Exercise task. Below is a listing. Gather each line of it that contains "structured".

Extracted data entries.
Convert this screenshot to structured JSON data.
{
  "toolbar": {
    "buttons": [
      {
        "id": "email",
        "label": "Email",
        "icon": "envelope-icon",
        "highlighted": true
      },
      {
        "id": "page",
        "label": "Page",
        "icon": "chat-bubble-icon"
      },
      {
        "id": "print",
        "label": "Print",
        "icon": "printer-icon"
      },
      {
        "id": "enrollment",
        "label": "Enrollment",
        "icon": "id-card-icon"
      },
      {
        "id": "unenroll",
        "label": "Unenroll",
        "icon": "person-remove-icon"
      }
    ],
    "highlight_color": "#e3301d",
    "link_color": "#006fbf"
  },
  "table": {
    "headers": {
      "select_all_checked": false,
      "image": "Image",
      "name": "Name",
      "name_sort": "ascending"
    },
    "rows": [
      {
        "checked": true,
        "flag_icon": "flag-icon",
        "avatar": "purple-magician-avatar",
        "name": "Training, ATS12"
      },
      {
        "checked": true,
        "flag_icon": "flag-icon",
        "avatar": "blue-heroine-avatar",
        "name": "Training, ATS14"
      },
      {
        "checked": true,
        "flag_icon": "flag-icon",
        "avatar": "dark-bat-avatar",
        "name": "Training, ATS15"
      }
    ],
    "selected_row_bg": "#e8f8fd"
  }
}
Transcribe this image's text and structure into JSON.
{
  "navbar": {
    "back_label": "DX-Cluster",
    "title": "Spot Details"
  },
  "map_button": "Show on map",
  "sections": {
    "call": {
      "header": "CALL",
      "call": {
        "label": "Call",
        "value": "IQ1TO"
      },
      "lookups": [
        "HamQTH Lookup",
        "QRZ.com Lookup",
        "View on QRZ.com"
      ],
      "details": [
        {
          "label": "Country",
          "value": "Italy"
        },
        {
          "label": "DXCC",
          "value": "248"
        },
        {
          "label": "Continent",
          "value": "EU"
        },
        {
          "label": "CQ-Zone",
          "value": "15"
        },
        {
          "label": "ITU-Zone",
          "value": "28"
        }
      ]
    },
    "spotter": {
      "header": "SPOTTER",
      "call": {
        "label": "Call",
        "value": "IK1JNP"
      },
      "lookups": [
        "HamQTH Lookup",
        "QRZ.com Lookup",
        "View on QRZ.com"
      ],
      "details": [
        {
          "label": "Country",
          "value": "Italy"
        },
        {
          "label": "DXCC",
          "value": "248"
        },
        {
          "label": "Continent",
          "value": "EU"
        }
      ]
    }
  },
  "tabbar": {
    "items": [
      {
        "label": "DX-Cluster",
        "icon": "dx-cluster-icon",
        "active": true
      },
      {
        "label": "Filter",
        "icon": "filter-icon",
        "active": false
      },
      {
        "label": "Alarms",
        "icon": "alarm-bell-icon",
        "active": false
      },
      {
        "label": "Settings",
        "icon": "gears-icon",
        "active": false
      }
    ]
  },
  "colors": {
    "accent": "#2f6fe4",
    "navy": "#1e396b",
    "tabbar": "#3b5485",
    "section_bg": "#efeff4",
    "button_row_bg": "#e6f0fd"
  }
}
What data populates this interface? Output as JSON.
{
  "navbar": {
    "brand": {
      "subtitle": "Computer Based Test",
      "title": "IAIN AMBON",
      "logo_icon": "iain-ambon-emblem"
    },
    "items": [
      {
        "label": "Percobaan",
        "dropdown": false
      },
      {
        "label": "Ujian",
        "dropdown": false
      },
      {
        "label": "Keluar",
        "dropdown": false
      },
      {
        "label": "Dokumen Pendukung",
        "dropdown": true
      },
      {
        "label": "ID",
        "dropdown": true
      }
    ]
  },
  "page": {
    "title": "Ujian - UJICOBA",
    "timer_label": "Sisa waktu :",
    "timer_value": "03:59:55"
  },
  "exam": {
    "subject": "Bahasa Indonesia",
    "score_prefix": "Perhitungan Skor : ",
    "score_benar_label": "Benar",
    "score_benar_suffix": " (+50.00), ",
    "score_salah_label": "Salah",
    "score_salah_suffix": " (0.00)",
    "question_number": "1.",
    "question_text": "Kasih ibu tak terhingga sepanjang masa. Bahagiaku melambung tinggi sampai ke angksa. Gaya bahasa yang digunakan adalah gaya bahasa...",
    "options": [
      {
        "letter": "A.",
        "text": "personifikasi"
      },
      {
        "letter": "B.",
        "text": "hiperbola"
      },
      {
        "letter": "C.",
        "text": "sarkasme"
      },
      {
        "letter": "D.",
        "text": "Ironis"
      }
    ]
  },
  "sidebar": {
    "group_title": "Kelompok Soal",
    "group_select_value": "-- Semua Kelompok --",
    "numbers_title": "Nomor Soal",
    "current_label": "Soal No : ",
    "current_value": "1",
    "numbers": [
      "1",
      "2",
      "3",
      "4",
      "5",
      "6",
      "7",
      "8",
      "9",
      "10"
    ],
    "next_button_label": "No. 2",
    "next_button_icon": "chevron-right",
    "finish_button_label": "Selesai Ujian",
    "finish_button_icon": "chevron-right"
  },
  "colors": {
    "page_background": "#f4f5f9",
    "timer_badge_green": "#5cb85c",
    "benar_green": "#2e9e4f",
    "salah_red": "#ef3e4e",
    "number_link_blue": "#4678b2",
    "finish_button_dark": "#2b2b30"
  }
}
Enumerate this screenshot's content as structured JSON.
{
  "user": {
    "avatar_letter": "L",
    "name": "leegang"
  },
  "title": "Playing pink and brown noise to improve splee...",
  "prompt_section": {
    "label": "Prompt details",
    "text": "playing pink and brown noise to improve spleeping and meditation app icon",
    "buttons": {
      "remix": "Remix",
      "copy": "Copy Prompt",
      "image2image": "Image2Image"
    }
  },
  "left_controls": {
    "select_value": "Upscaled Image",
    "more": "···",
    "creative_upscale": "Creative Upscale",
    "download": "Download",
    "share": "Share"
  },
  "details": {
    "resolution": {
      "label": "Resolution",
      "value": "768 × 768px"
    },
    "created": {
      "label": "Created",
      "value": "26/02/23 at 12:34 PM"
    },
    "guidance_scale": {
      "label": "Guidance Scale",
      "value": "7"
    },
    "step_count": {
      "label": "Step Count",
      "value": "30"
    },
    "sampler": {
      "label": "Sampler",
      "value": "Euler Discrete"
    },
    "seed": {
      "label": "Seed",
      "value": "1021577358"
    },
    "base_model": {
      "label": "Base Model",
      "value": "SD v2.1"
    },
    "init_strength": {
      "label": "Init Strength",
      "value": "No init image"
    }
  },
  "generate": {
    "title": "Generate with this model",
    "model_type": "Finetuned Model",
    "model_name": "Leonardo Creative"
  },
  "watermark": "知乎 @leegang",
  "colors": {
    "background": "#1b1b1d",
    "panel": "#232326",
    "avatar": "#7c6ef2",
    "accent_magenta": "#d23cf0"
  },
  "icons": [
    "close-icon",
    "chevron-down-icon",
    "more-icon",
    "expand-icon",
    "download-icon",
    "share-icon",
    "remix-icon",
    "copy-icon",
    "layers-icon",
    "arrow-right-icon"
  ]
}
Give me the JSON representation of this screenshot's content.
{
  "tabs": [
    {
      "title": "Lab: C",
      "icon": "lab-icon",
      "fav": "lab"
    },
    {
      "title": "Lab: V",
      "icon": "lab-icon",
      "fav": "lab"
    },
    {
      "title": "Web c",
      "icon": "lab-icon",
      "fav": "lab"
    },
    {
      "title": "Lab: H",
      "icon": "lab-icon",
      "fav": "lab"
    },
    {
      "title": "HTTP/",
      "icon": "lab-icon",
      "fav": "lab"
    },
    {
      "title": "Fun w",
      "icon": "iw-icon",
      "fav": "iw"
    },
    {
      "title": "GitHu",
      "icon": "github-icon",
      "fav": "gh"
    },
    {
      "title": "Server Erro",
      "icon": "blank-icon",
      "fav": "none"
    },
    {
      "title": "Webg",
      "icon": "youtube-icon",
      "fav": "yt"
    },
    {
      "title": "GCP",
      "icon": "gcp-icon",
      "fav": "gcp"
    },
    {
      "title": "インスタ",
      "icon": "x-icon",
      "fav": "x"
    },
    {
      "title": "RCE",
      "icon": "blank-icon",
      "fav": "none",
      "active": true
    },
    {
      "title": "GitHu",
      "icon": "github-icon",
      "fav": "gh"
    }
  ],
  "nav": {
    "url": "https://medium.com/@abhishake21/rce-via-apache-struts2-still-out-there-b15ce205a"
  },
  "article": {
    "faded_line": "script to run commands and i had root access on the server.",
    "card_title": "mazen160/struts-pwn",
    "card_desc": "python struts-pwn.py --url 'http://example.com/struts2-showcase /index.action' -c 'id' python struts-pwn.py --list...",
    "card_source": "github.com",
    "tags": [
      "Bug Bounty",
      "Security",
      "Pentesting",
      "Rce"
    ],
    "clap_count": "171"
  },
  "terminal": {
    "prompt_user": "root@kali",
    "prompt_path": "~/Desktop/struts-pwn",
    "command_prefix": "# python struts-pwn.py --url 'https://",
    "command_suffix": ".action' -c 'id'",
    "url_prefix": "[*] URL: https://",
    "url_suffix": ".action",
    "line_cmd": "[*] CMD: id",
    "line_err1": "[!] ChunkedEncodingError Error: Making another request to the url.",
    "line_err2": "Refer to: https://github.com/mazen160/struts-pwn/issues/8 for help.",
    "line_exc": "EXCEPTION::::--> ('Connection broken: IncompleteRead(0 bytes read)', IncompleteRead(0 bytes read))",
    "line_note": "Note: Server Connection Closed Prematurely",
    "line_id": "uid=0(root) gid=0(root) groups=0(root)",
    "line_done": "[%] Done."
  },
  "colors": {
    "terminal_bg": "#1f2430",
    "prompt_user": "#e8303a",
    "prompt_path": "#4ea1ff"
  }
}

Response to the task.
Convert this screenshot to structured JSON data.
Enumerate this screenshot's content as structured JSON.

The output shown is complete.